• REQUIRED TASK: Leave out the pictures and copy the remaining records exactly.

• Stored data:
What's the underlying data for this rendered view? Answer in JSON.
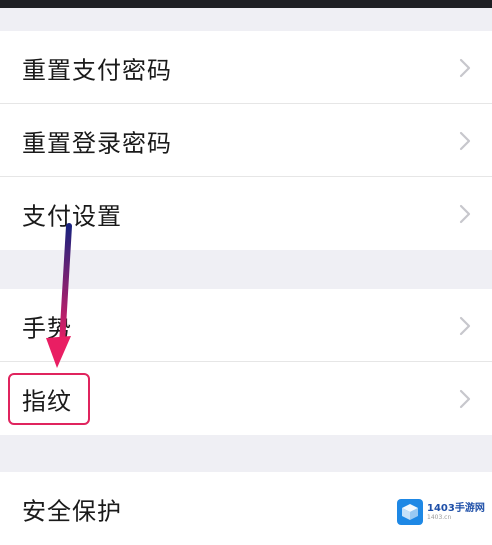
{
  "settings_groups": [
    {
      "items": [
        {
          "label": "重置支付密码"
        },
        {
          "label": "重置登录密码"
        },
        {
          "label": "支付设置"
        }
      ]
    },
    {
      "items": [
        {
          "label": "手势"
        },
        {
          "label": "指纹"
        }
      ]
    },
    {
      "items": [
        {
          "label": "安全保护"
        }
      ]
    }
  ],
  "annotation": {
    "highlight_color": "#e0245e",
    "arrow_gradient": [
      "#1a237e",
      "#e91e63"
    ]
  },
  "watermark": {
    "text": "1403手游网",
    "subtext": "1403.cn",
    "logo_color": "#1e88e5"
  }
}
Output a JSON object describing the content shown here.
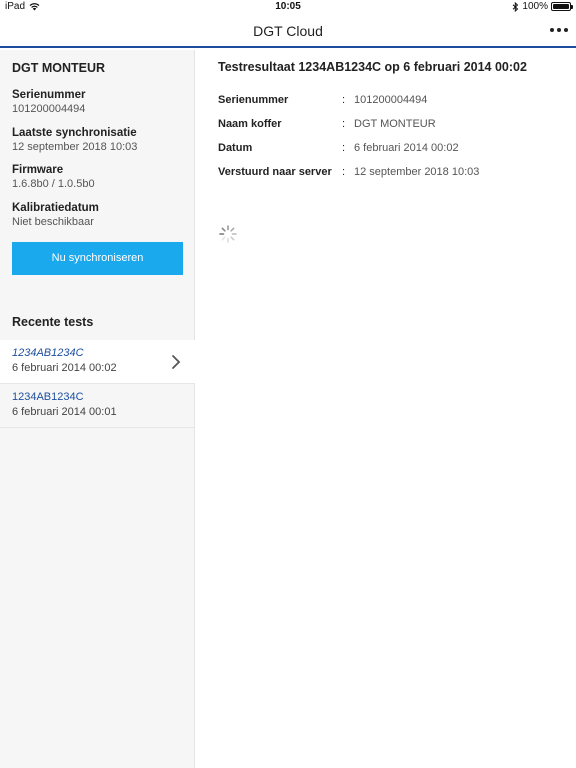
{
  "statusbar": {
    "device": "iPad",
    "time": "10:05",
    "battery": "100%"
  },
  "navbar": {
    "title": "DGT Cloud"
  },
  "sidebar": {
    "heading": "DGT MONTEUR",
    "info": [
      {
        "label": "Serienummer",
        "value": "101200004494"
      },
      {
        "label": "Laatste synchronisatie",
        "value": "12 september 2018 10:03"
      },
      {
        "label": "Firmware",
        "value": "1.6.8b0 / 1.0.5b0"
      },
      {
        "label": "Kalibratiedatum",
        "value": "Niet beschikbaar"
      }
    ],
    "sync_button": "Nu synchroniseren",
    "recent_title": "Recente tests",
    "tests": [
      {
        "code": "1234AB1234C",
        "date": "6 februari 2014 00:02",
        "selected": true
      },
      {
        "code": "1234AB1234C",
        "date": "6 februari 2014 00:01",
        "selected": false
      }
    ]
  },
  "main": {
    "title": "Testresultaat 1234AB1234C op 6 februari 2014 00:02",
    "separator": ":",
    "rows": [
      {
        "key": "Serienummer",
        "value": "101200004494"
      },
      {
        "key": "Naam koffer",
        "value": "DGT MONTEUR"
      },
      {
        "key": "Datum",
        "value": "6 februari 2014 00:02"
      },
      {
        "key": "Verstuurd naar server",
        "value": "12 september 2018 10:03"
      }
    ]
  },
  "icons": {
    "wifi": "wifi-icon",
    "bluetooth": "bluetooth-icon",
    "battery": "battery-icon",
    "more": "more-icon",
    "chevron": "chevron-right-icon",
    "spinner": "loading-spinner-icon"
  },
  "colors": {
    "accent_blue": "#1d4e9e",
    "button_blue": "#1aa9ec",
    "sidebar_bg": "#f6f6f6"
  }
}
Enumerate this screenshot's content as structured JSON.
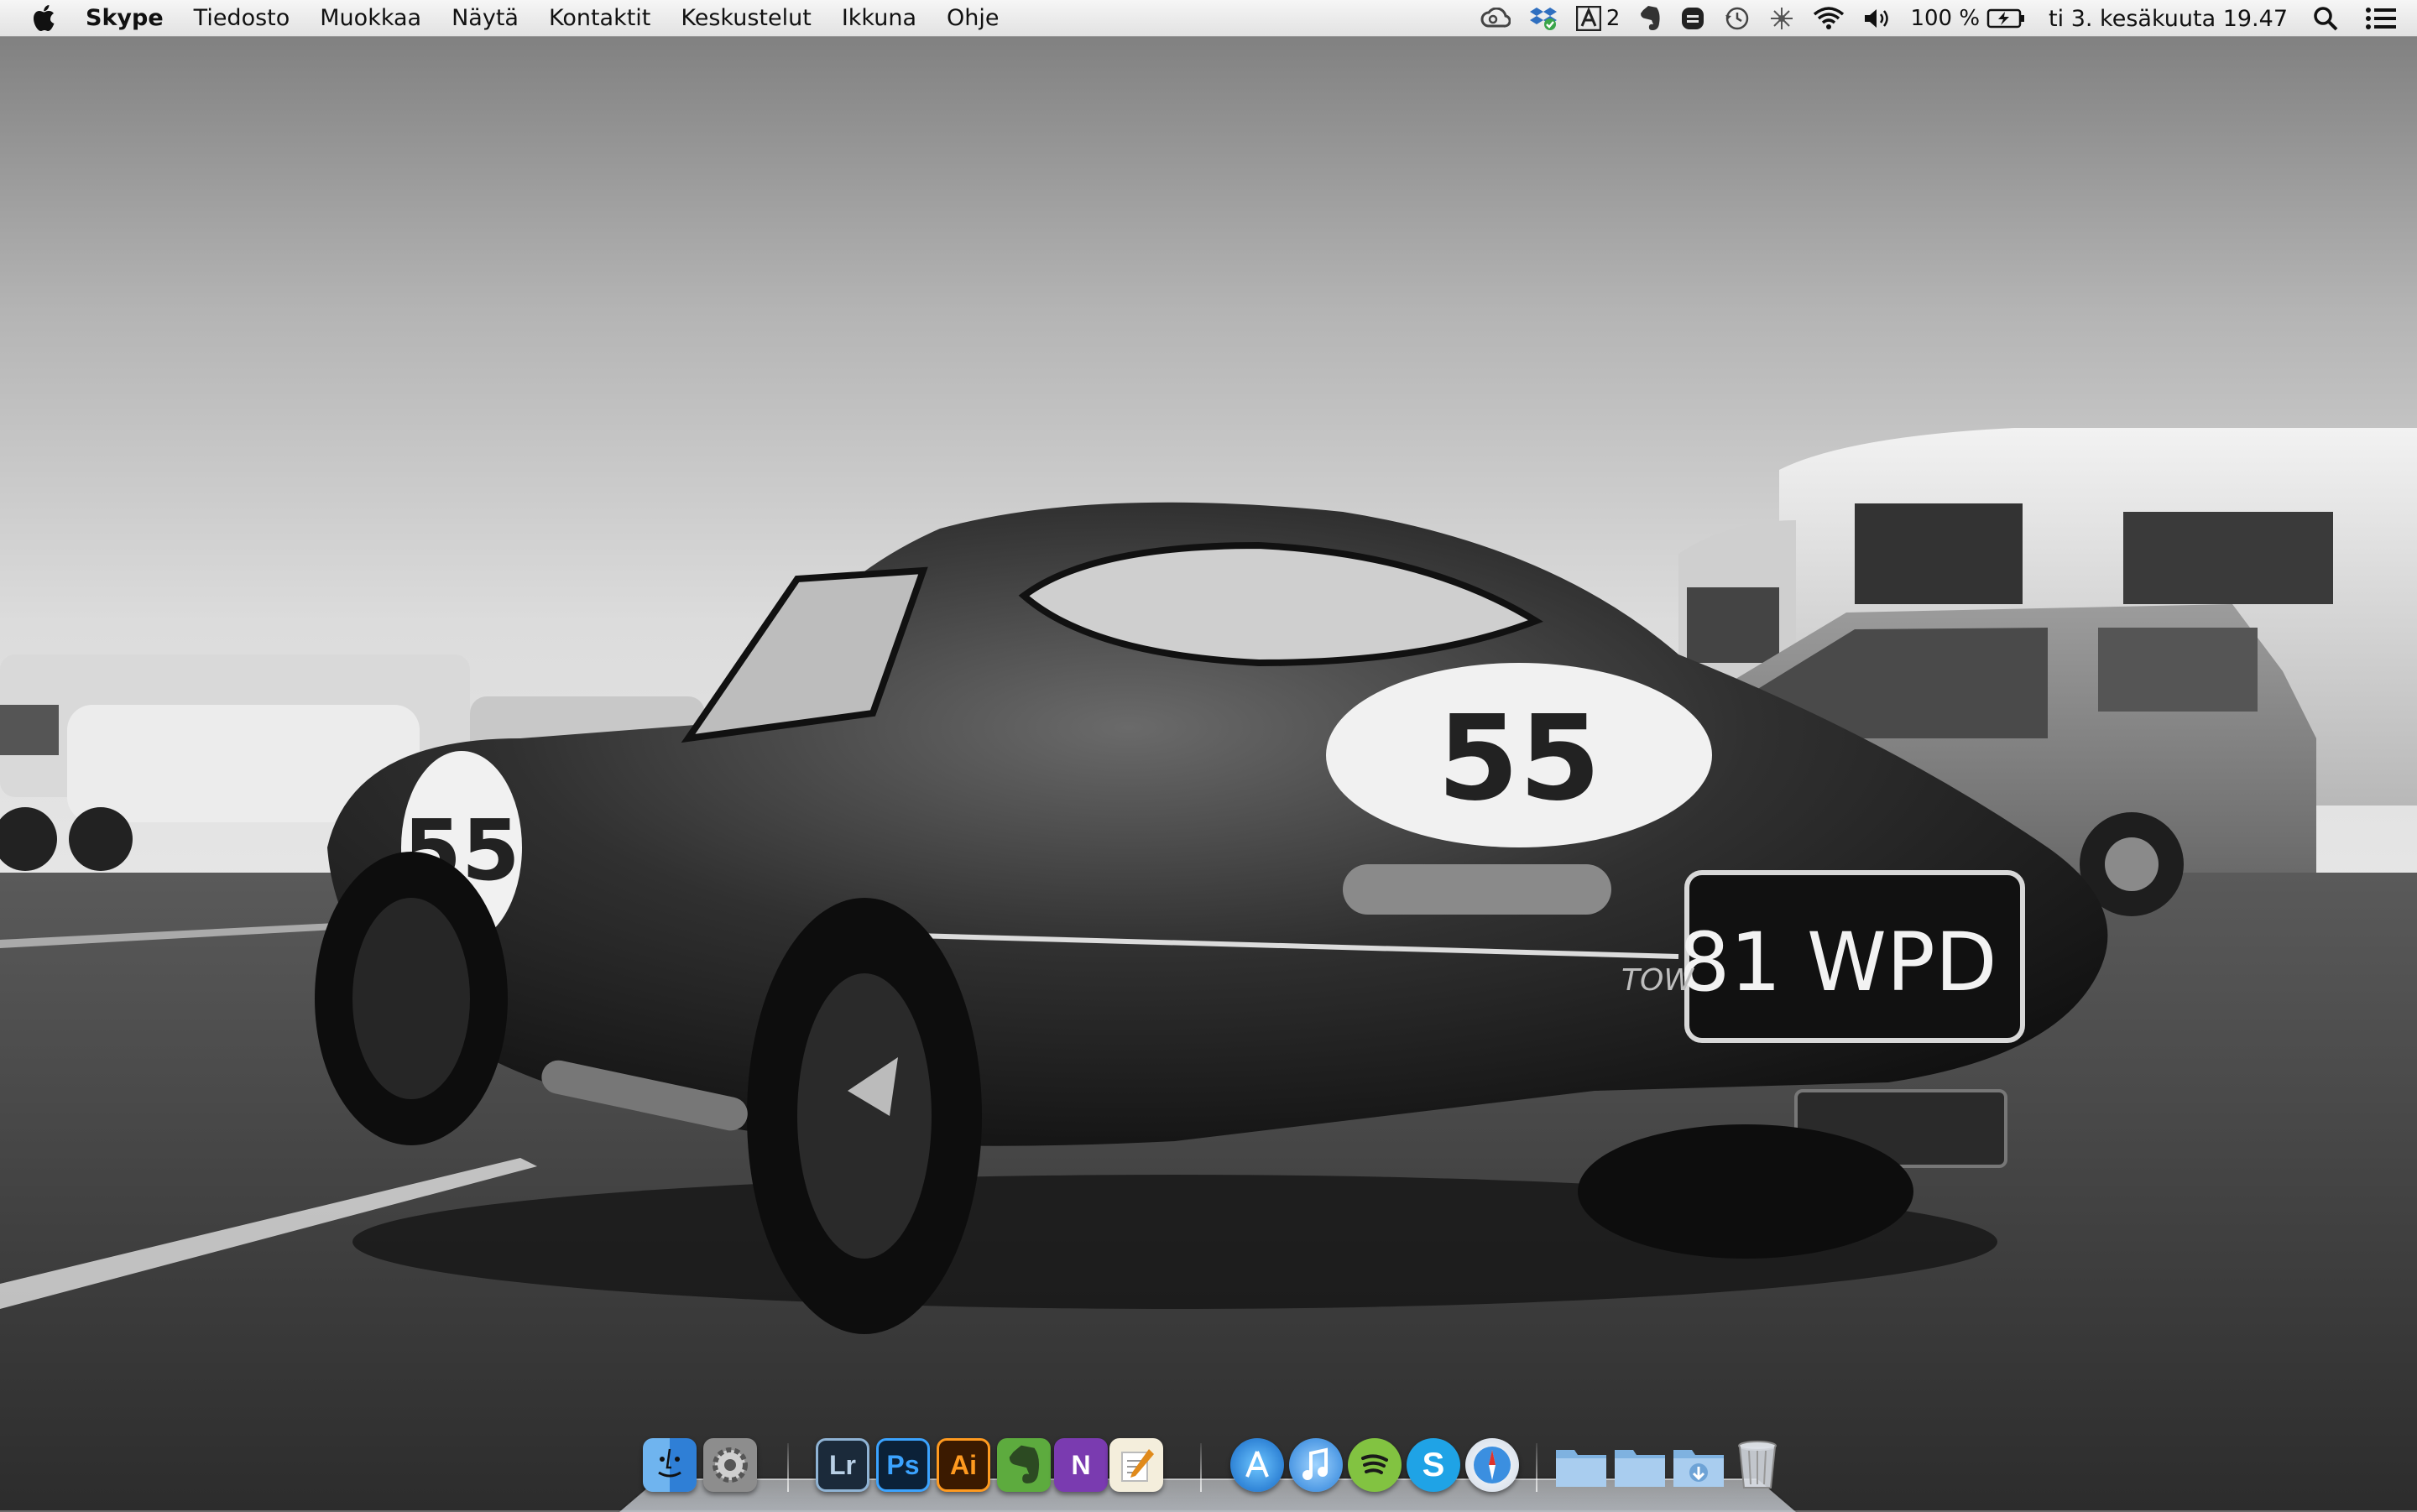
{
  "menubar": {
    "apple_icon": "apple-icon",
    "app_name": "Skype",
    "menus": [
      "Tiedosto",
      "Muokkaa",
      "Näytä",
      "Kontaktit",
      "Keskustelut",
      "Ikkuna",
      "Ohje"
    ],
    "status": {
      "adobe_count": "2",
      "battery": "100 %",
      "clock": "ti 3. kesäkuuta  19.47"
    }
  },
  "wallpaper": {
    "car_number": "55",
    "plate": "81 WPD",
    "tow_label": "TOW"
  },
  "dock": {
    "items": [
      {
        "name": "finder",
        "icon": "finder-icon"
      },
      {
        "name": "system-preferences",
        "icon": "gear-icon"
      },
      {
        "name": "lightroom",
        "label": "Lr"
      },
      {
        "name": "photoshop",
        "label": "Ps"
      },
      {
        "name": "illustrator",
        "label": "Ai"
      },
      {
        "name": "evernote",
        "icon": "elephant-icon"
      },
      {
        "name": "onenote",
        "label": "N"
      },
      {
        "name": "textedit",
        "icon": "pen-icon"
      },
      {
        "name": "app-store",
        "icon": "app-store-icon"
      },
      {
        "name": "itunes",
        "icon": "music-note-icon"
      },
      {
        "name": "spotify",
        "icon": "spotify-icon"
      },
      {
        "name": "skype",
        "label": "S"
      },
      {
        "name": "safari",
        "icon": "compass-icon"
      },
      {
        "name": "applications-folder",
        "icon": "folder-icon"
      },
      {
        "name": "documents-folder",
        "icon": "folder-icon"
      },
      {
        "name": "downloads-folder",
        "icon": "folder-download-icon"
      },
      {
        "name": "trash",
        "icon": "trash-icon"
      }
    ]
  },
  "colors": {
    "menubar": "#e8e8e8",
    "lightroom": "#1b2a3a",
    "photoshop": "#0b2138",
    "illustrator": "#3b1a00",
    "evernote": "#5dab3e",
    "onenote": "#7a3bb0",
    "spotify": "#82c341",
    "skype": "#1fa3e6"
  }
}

• TASK RESPONSE:
What's the underlying data for this rendered view? Answer in JSON.
{
  "settings_groups": [
    {
      "items": [
        {
          "label": "重置支付密码"
        },
        {
          "label": "重置登录密码"
        },
        {
          "label": "支付设置"
        }
      ]
    },
    {
      "items": [
        {
          "label": "手势"
        },
        {
          "label": "指纹"
        }
      ]
    },
    {
      "items": [
        {
          "label": "安全保护"
        }
      ]
    }
  ],
  "annotation": {
    "highlight_color": "#e0245e",
    "arrow_gradient": [
      "#1a237e",
      "#e91e63"
    ]
  },
  "watermark": {
    "text": "1403手游网",
    "subtext": "1403.cn",
    "logo_color": "#1e88e5"
  }
}
Output a JSON object describing the content shown here.
{
  "statusbar": {
    "device": "iPad",
    "time": "10:05",
    "battery": "100%"
  },
  "navbar": {
    "title": "DGT Cloud"
  },
  "sidebar": {
    "heading": "DGT MONTEUR",
    "info": [
      {
        "label": "Serienummer",
        "value": "101200004494"
      },
      {
        "label": "Laatste synchronisatie",
        "value": "12 september 2018 10:03"
      },
      {
        "label": "Firmware",
        "value": "1.6.8b0 / 1.0.5b0"
      },
      {
        "label": "Kalibratiedatum",
        "value": "Niet beschikbaar"
      }
    ],
    "sync_button": "Nu synchroniseren",
    "recent_title": "Recente tests",
    "tests": [
      {
        "code": "1234AB1234C",
        "date": "6 februari 2014 00:02",
        "selected": true
      },
      {
        "code": "1234AB1234C",
        "date": "6 februari 2014 00:01",
        "selected": false
      }
    ]
  },
  "main": {
    "title": "Testresultaat 1234AB1234C op 6 februari 2014 00:02",
    "separator": ":",
    "rows": [
      {
        "key": "Serienummer",
        "value": "101200004494"
      },
      {
        "key": "Naam koffer",
        "value": "DGT MONTEUR"
      },
      {
        "key": "Datum",
        "value": "6 februari 2014 00:02"
      },
      {
        "key": "Verstuurd naar server",
        "value": "12 september 2018 10:03"
      }
    ]
  },
  "icons": {
    "wifi": "wifi-icon",
    "bluetooth": "bluetooth-icon",
    "battery": "battery-icon",
    "more": "more-icon",
    "chevron": "chevron-right-icon",
    "spinner": "loading-spinner-icon"
  },
  "colors": {
    "accent_blue": "#1d4e9e",
    "button_blue": "#1aa9ec",
    "sidebar_bg": "#f6f6f6"
  }
}
Enumerate this screenshot's content as structured JSON.
{
  "menubar": {
    "apple_icon": "apple-icon",
    "app_name": "Skype",
    "menus": [
      "Tiedosto",
      "Muokkaa",
      "Näytä",
      "Kontaktit",
      "Keskustelut",
      "Ikkuna",
      "Ohje"
    ],
    "status": {
      "adobe_count": "2",
      "battery": "100 %",
      "clock": "ti 3. kesäkuuta  19.47"
    }
  },
  "wallpaper": {
    "car_number": "55",
    "plate": "81 WPD",
    "tow_label": "TOW"
  },
  "dock": {
    "items": [
      {
        "name": "finder",
        "icon": "finder-icon"
      },
      {
        "name": "system-preferences",
        "icon": "gear-icon"
      },
      {
        "name": "lightroom",
        "label": "Lr"
      },
      {
        "name": "photoshop",
        "label": "Ps"
      },
      {
        "name": "illustrator",
        "label": "Ai"
      },
      {
        "name": "evernote",
        "icon": "elephant-icon"
      },
      {
        "name": "onenote",
        "label": "N"
      },
      {
        "name": "textedit",
        "icon": "pen-icon"
      },
      {
        "name": "app-store",
        "icon": "app-store-icon"
      },
      {
        "name": "itunes",
        "icon": "music-note-icon"
      },
      {
        "name": "spotify",
        "icon": "spotify-icon"
      },
      {
        "name": "skype",
        "label": "S"
      },
      {
        "name": "safari",
        "icon": "compass-icon"
      },
      {
        "name": "applications-folder",
        "icon": "folder-icon"
      },
      {
        "name": "documents-folder",
        "icon": "folder-icon"
      },
      {
        "name": "downloads-folder",
        "icon": "folder-download-icon"
      },
      {
        "name": "trash",
        "icon": "trash-icon"
      }
    ]
  },
  "colors": {
    "menubar": "#e8e8e8",
    "lightroom": "#1b2a3a",
    "photoshop": "#0b2138",
    "illustrator": "#3b1a00",
    "evernote": "#5dab3e",
    "onenote": "#7a3bb0",
    "spotify": "#82c341",
    "skype": "#1fa3e6"
  }
}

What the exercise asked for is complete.